_EXERCISE_. Make an exact copy of the records, with the images left out.

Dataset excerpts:
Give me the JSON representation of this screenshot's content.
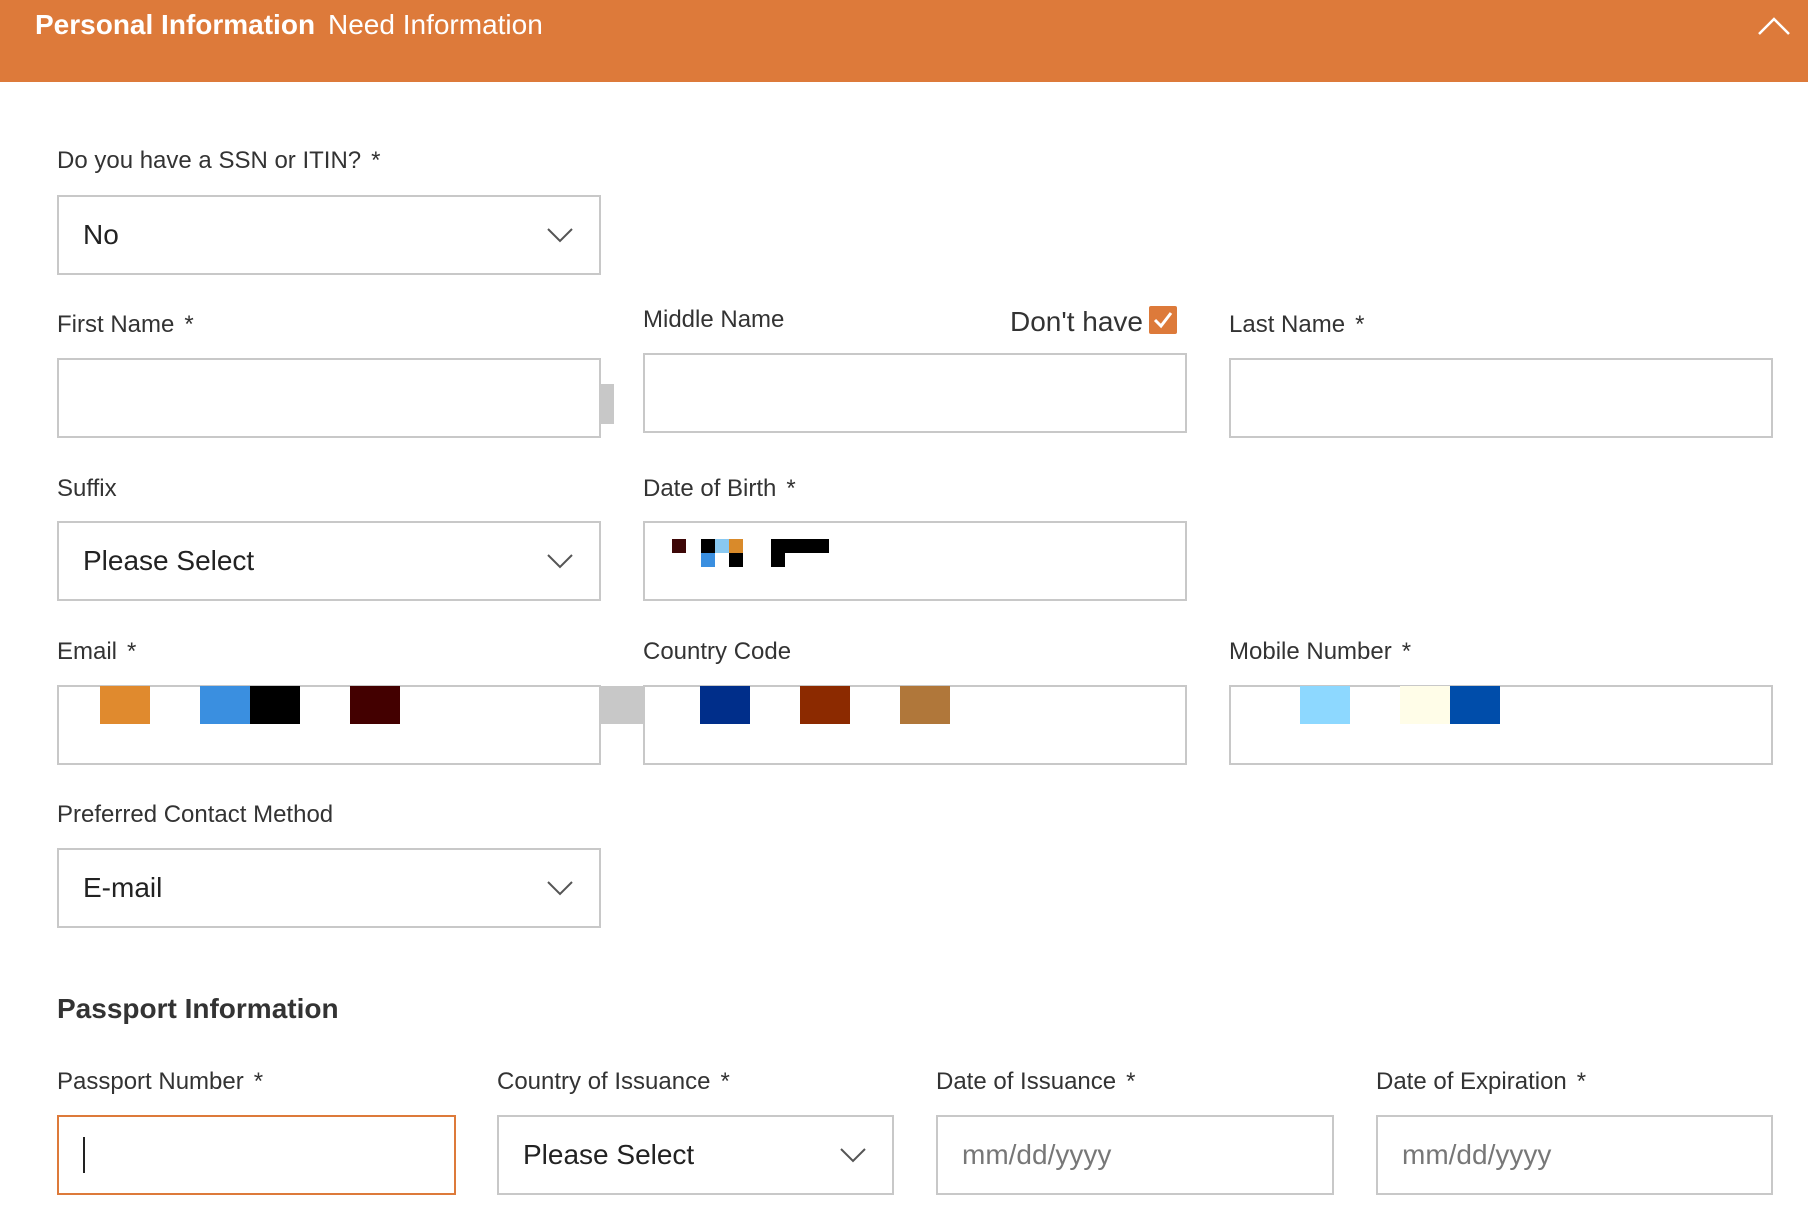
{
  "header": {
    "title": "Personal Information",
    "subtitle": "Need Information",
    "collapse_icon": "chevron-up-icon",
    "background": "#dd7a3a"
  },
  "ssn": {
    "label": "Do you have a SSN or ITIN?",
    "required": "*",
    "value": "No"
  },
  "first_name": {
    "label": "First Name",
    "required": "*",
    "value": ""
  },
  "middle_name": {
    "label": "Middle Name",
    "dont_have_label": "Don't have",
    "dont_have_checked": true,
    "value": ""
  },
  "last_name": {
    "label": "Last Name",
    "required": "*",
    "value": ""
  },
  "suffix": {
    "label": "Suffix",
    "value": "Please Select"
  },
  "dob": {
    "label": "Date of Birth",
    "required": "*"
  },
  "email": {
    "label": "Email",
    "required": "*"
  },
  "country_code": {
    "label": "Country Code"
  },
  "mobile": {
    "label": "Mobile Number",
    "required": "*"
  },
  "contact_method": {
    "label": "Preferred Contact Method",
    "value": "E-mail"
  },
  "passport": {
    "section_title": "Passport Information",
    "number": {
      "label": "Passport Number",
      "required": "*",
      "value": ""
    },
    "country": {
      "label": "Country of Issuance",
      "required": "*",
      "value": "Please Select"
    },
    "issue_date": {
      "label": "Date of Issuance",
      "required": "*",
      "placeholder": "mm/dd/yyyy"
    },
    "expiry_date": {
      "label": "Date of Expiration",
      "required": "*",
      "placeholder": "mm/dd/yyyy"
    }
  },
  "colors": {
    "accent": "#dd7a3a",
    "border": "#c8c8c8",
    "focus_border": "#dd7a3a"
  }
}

_RESULT OF THE TASK_.
Give me the JSON representation of this screenshot's content.
{
  "header": {
    "title": "Personal Information",
    "subtitle": "Need Information",
    "collapse_icon": "chevron-up-icon",
    "background": "#dd7a3a"
  },
  "ssn": {
    "label": "Do you have a SSN or ITIN?",
    "required": "*",
    "value": "No"
  },
  "first_name": {
    "label": "First Name",
    "required": "*",
    "value": ""
  },
  "middle_name": {
    "label": "Middle Name",
    "dont_have_label": "Don't have",
    "dont_have_checked": true,
    "value": ""
  },
  "last_name": {
    "label": "Last Name",
    "required": "*",
    "value": ""
  },
  "suffix": {
    "label": "Suffix",
    "value": "Please Select"
  },
  "dob": {
    "label": "Date of Birth",
    "required": "*"
  },
  "email": {
    "label": "Email",
    "required": "*"
  },
  "country_code": {
    "label": "Country Code"
  },
  "mobile": {
    "label": "Mobile Number",
    "required": "*"
  },
  "contact_method": {
    "label": "Preferred Contact Method",
    "value": "E-mail"
  },
  "passport": {
    "section_title": "Passport Information",
    "number": {
      "label": "Passport Number",
      "required": "*",
      "value": ""
    },
    "country": {
      "label": "Country of Issuance",
      "required": "*",
      "value": "Please Select"
    },
    "issue_date": {
      "label": "Date of Issuance",
      "required": "*",
      "placeholder": "mm/dd/yyyy"
    },
    "expiry_date": {
      "label": "Date of Expiration",
      "required": "*",
      "placeholder": "mm/dd/yyyy"
    }
  },
  "colors": {
    "accent": "#dd7a3a",
    "border": "#c8c8c8",
    "focus_border": "#dd7a3a"
  }
}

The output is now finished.